Give back only the lines from the one with "Give me a plain-text" through the last line of the data, exactly as they appear.

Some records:
◇ ◇ ◇ ◇ ◇ ◇ ◇
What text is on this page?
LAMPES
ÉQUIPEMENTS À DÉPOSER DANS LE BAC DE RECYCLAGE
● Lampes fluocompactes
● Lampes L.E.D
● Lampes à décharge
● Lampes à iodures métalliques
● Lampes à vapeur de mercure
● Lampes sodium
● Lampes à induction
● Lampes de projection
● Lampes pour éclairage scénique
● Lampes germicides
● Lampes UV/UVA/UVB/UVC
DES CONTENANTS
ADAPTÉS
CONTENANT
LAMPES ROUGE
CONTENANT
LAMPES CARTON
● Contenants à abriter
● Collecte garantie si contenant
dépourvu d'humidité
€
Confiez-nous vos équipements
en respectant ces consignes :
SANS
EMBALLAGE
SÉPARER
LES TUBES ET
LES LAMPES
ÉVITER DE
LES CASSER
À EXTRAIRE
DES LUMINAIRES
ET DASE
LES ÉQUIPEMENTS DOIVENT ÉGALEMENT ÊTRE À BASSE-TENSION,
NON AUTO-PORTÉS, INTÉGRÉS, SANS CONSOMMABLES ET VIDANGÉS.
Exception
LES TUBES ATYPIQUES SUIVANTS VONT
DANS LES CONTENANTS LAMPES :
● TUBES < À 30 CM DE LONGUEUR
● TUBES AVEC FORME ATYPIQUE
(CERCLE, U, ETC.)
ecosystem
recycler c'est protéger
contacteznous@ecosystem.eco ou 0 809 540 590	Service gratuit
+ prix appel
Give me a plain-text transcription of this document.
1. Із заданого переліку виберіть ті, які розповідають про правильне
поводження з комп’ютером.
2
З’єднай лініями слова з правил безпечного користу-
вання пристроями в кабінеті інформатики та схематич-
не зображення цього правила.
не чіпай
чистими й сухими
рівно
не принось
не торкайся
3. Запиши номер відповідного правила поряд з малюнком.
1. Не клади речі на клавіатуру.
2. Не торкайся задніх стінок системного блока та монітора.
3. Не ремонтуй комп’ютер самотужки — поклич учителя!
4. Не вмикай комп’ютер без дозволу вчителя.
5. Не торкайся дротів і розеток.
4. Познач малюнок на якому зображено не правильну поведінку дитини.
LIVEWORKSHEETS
◇ ◇ ◇ ◇ ◇ ◇ ◇
Final result »
Give me a plain-text transcription of this document.
1. Із заданого переліку виберіть ті, які розповідають про правильне
поводження з комп’ютером.
2
З’єднай лініями слова з правил безпечного користу-
вання пристроями в кабінеті інформатики та схематич-
не зображення цього правила.
не чіпай
чистими й сухими
рівно
не принось
не торкайся
3. Запиши номер відповідного правила поряд з малюнком.
1. Не клади речі на клавіатуру.
2. Не торкайся задніх стінок системного блока та монітора.
3. Не ремонтуй комп’ютер самотужки — поклич учителя!
4. Не вмикай комп’ютер без дозволу вчителя.
5. Не торкайся дротів і розеток.
4. Познач малюнок на якому зображено не правильну поведінку дитини.
LIVEWORKSHEETS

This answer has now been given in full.